Requirement:
Give back the records below exactly, every one, with no pictures.

(Extracted data entries)
※

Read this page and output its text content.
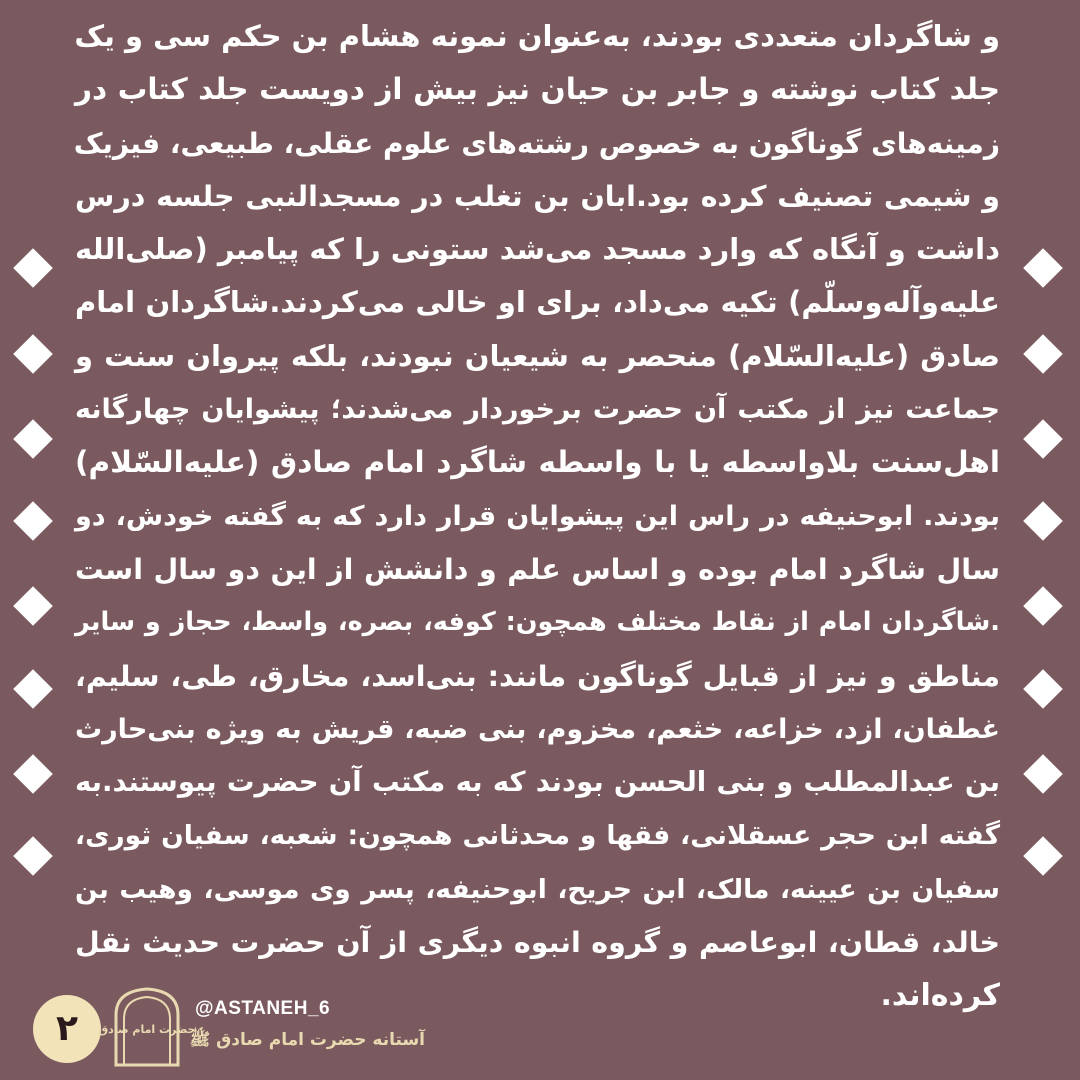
و شاگردان متعددی بودند، به‌عنوان نمونه هشام بن حکم سی و یک
جلد کتاب نوشته و جابر بن حیان نیز بیش از دویست جلد کتاب در
زمینه‌های گوناگون به خصوص رشته‌های علوم عقلی، طبیعی، فیزیک
و شیمی تصنیف کرده بود.ابان بن تغلب در مسجدالنبی جلسه درس
داشت و آنگاه که وارد مسجد می‌شد ستونی را که پیامبر (صلی‌الله
علیه‌وآله‌وسلّم) تکیه می‌داد، برای او خالی می‌کردند.شاگردان امام
صادق (علیه‌السّلام) منحصر به شیعیان نبودند، بلکه پیروان سنت و
جماعت نیز از مکتب آن حضرت برخوردار می‌شدند؛ پیشوایان چهارگانه
اهل‌سنت بلاواسطه یا با واسطه شاگرد امام صادق (علیه‌السّلام)
بودند. ابوحنیفه در راس این پیشوایان قرار دارد که به گفته خودش، دو
سال شاگرد امام بوده و اساس علم و دانشش از این دو سال است
.شاگردان امام از نقاط مختلف همچون: کوفه، بصره، واسط، حجاز و سایر
مناطق و نیز از قبایل گوناگون مانند: بنی‌اسد، مخارق، طی، سلیم،
غطفان، ازد، خزاعه، خثعم، مخزوم، بنی ضبه، قریش به ویژه بنی‌حارث
بن عبدالمطلب و بنی الحسن بودند که به مکتب آن حضرت پیوستند.به
گفته ابن حجر عسقلانی، فقها و محدثانی همچون: شعبه، سفیان ثوری،
سفیان بن عیینه، مالک، ابن جریح، ابوحنیفه، پسر وی موسی، وهیب بن
خالد، قطان، ابوعاصم و گروه انبوه دیگری از آن حضرت حدیث نقل
کرده‌اند.
۲	حضرت امام صادق
@ASTANEH_6
آستانه حضرت امام صادق ﷺ
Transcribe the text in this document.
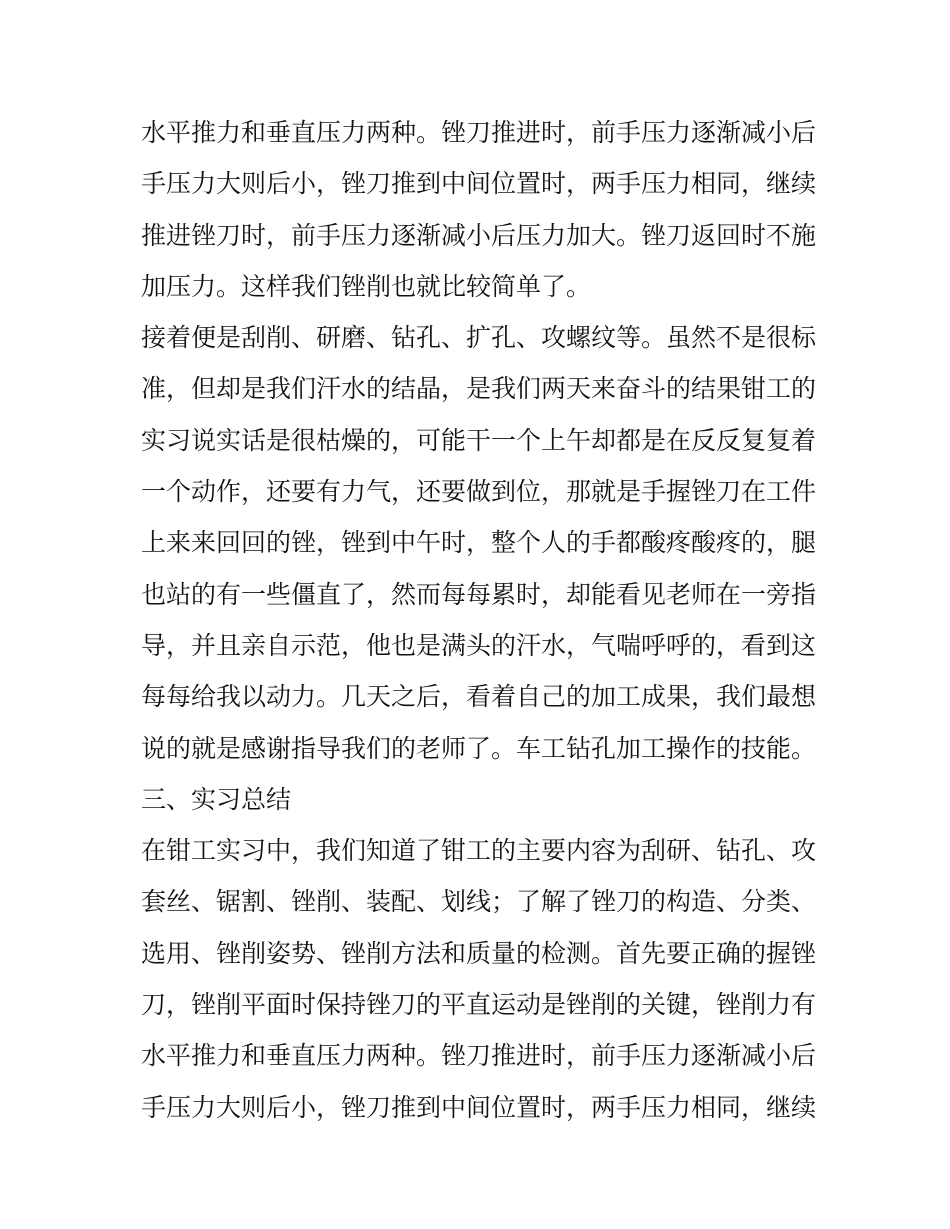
水平推力和垂直压力两种。锉刀推进时，前手压力逐渐减小后
手压力大则后小，锉刀推到中间位置时，两手压力相同，继续
推进锉刀时，前手压力逐渐减小后压力加大。锉刀返回时不施
加压力。这样我们锉削也就比较简单了。
接着便是刮削、研磨、钻孔、扩孔、攻螺纹等。虽然不是很标
准，但却是我们汗水的结晶，是我们两天来奋斗的结果钳工的
实习说实话是很枯燥的，可能干一个上午却都是在反反复复着
一个动作，还要有力气，还要做到位，那就是手握锉刀在工件
上来来回回的锉，锉到中午时，整个人的手都酸疼酸疼的，腿
也站的有一些僵直了，然而每每累时，却能看见老师在一旁指
导，并且亲自示范，他也是满头的汗水，气喘呼呼的，看到这
每每给我以动力。几天之后，看着自己的加工成果，我们最想
说的就是感谢指导我们的老师了。车工钻孔加工操作的技能。
三、实习总结
在钳工实习中，我们知道了钳工的主要内容为刮研、钻孔、攻
套丝、锯割、锉削、装配、划线；了解了锉刀的构造、分类、
选用、锉削姿势、锉削方法和质量的检测。首先要正确的握锉
刀，锉削平面时保持锉刀的平直运动是锉削的关键，锉削力有
水平推力和垂直压力两种。锉刀推进时，前手压力逐渐减小后
手压力大则后小，锉刀推到中间位置时，两手压力相同，继续
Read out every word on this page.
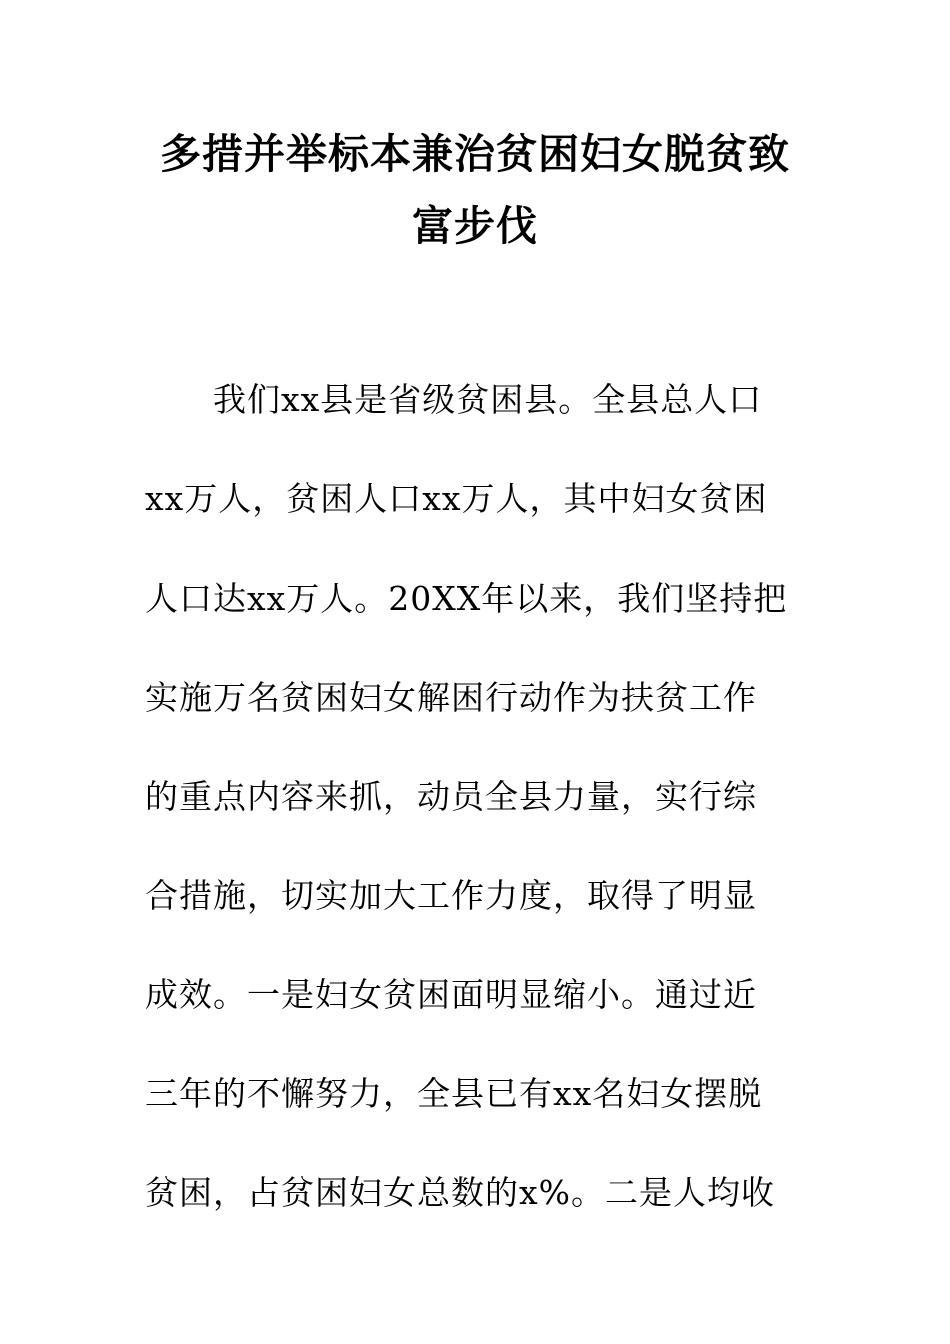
多措并举标本兼治贫困妇女脱贫致
富步伐
我们xx县是省级贫困县。全县总人口
xx万人，贫困人口xx万人，其中妇女贫困
人口达xx万人。20XX年以来，我们坚持把
实施万名贫困妇女解困行动作为扶贫工作
的重点内容来抓，动员全县力量，实行综
合措施，切实加大工作力度，取得了明显
成效。一是妇女贫困面明显缩小。通过近
三年的不懈努力，全县已有xx名妇女摆脱
贫困，占贫困妇女总数的x%。二是人均收
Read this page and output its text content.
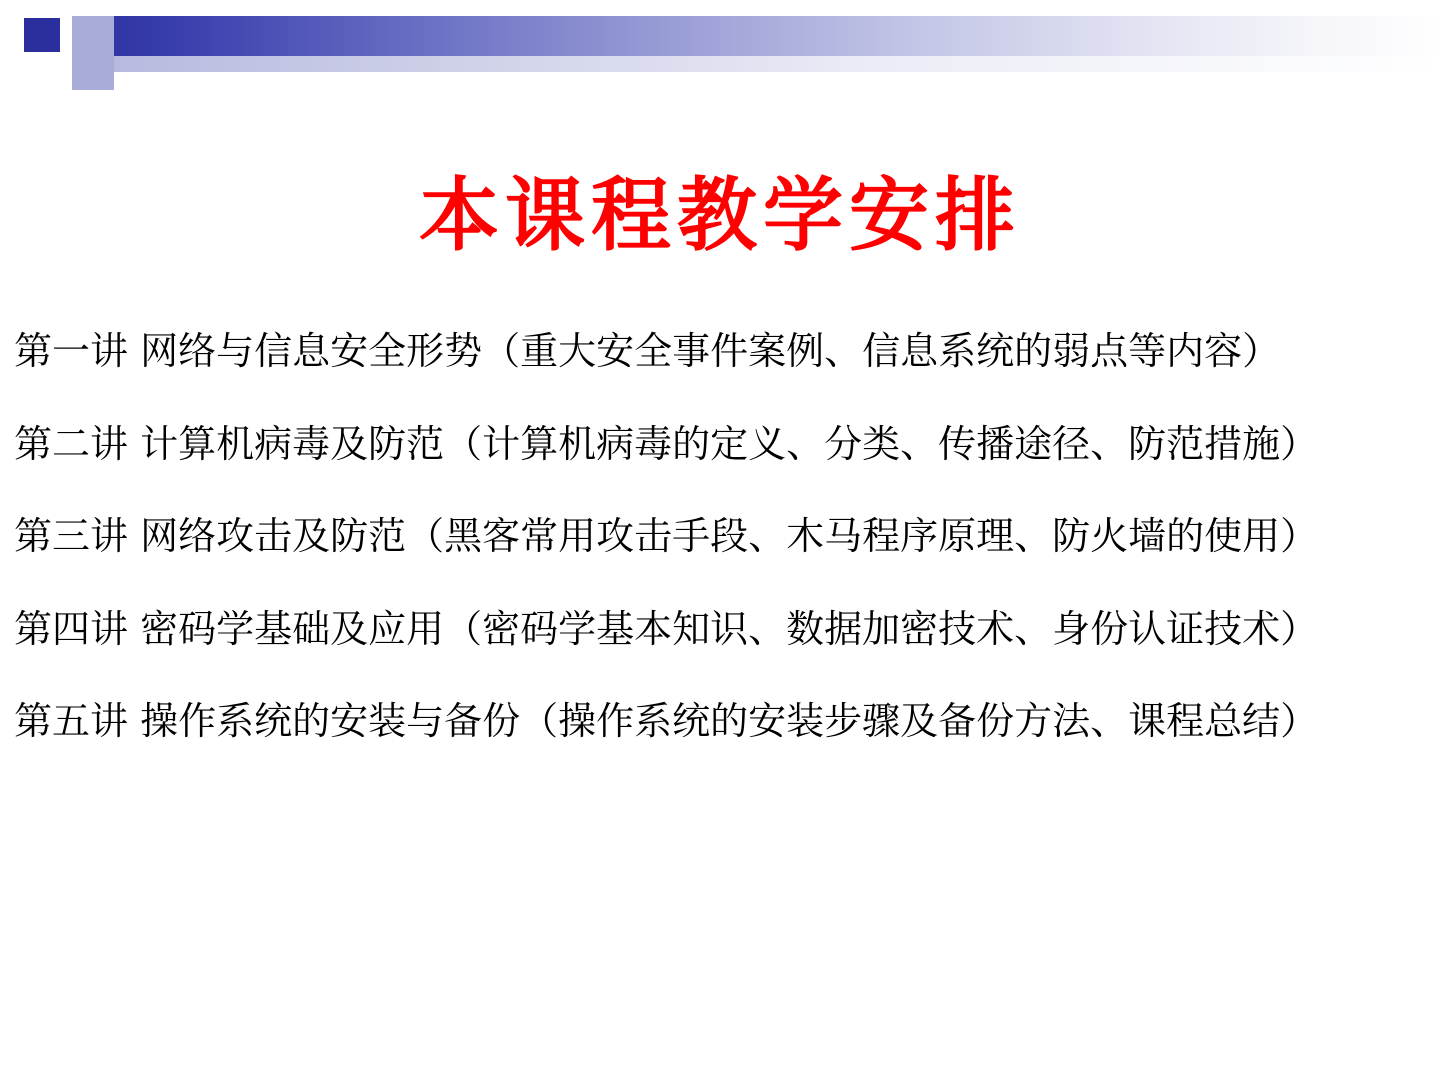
本课程教学安排
第一讲 网络与信息安全形势（重大安全事件案例、信息系统的弱点等内容）
第二讲 计算机病毒及防范（计算机病毒的定义、分类、传播途径、防范措施）
第三讲 网络攻击及防范（黑客常用攻击手段、木马程序原理、防火墙的使用）
第四讲 密码学基础及应用（密码学基本知识、数据加密技术、身份认证技术）
第五讲 操作系统的安装与备份（操作系统的安装步骤及备份方法、课程总结）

※

Exercise result:
Read this page and output its text content.
و شاگردان متعددی بودند، به‌عنوان نمونه هشام بن حکم سی و یک
جلد کتاب نوشته و جابر بن حیان نیز بیش از دویست جلد کتاب در
زمینه‌های گوناگون به خصوص رشته‌های علوم عقلی، طبیعی، فیزیک
و شیمی تصنیف کرده بود.ابان بن تغلب در مسجدالنبی جلسه درس
داشت و آنگاه که وارد مسجد می‌شد ستونی را که پیامبر (صلی‌الله
علیه‌وآله‌وسلّم) تکیه می‌داد، برای او خالی می‌کردند.شاگردان امام
صادق (علیه‌السّلام) منحصر به شیعیان نبودند، بلکه پیروان سنت و
جماعت نیز از مکتب آن حضرت برخوردار می‌شدند؛ پیشوایان چهارگانه
اهل‌سنت بلاواسطه یا با واسطه شاگرد امام صادق (علیه‌السّلام)
بودند. ابوحنیفه در راس این پیشوایان قرار دارد که به گفته خودش، دو
سال شاگرد امام بوده و اساس علم و دانشش از این دو سال است
.شاگردان امام از نقاط مختلف همچون: کوفه، بصره، واسط، حجاز و سایر
مناطق و نیز از قبایل گوناگون مانند: بنی‌اسد، مخارق، طی، سلیم،
غطفان، ازد، خزاعه، خثعم، مخزوم، بنی ضبه، قریش به ویژه بنی‌حارث
بن عبدالمطلب و بنی الحسن بودند که به مکتب آن حضرت پیوستند.به
گفته ابن حجر عسقلانی، فقها و محدثانی همچون: شعبه، سفیان ثوری،
سفیان بن عیینه، مالک، ابن جریح، ابوحنیفه، پسر وی موسی، وهیب بن
خالد، قطان، ابوعاصم و گروه انبوه دیگری از آن حضرت حدیث نقل
کرده‌اند.
۲	حضرت امام صادق
@ASTANEH_6
آستانه حضرت امام صادق ﷺ
Transcribe the text in this document.
水平推力和垂直压力两种。锉刀推进时，前手压力逐渐减小后
手压力大则后小，锉刀推到中间位置时，两手压力相同，继续
推进锉刀时，前手压力逐渐减小后压力加大。锉刀返回时不施
加压力。这样我们锉削也就比较简单了。
接着便是刮削、研磨、钻孔、扩孔、攻螺纹等。虽然不是很标
准，但却是我们汗水的结晶，是我们两天来奋斗的结果钳工的
实习说实话是很枯燥的，可能干一个上午却都是在反反复复着
一个动作，还要有力气，还要做到位，那就是手握锉刀在工件
上来来回回的锉，锉到中午时，整个人的手都酸疼酸疼的，腿
也站的有一些僵直了，然而每每累时，却能看见老师在一旁指
导，并且亲自示范，他也是满头的汗水，气喘呼呼的，看到这
每每给我以动力。几天之后，看着自己的加工成果，我们最想
说的就是感谢指导我们的老师了。车工钻孔加工操作的技能。
三、实习总结
在钳工实习中，我们知道了钳工的主要内容为刮研、钻孔、攻
套丝、锯割、锉削、装配、划线；了解了锉刀的构造、分类、
选用、锉削姿势、锉削方法和质量的检测。首先要正确的握锉
刀，锉削平面时保持锉刀的平直运动是锉削的关键，锉削力有
水平推力和垂直压力两种。锉刀推进时，前手压力逐渐减小后
手压力大则后小，锉刀推到中间位置时，两手压力相同，继续
Read out every word on this page.
多措并举标本兼治贫困妇女脱贫致
富步伐
我们xx县是省级贫困县。全县总人口
xx万人，贫困人口xx万人，其中妇女贫困
人口达xx万人。20XX年以来，我们坚持把
实施万名贫困妇女解困行动作为扶贫工作
的重点内容来抓，动员全县力量，实行综
合措施，切实加大工作力度，取得了明显
成效。一是妇女贫困面明显缩小。通过近
三年的不懈努力，全县已有xx名妇女摆脱
贫困，占贫困妇女总数的x%。二是人均收
Read this page and output its text content.
本课程教学安排
第一讲 网络与信息安全形势（重大安全事件案例、信息系统的弱点等内容）
第二讲 计算机病毒及防范（计算机病毒的定义、分类、传播途径、防范措施）
第三讲 网络攻击及防范（黑客常用攻击手段、木马程序原理、防火墙的使用）
第四讲 密码学基础及应用（密码学基本知识、数据加密技术、身份认证技术）
第五讲 操作系统的安装与备份（操作系统的安装步骤及备份方法、课程总结）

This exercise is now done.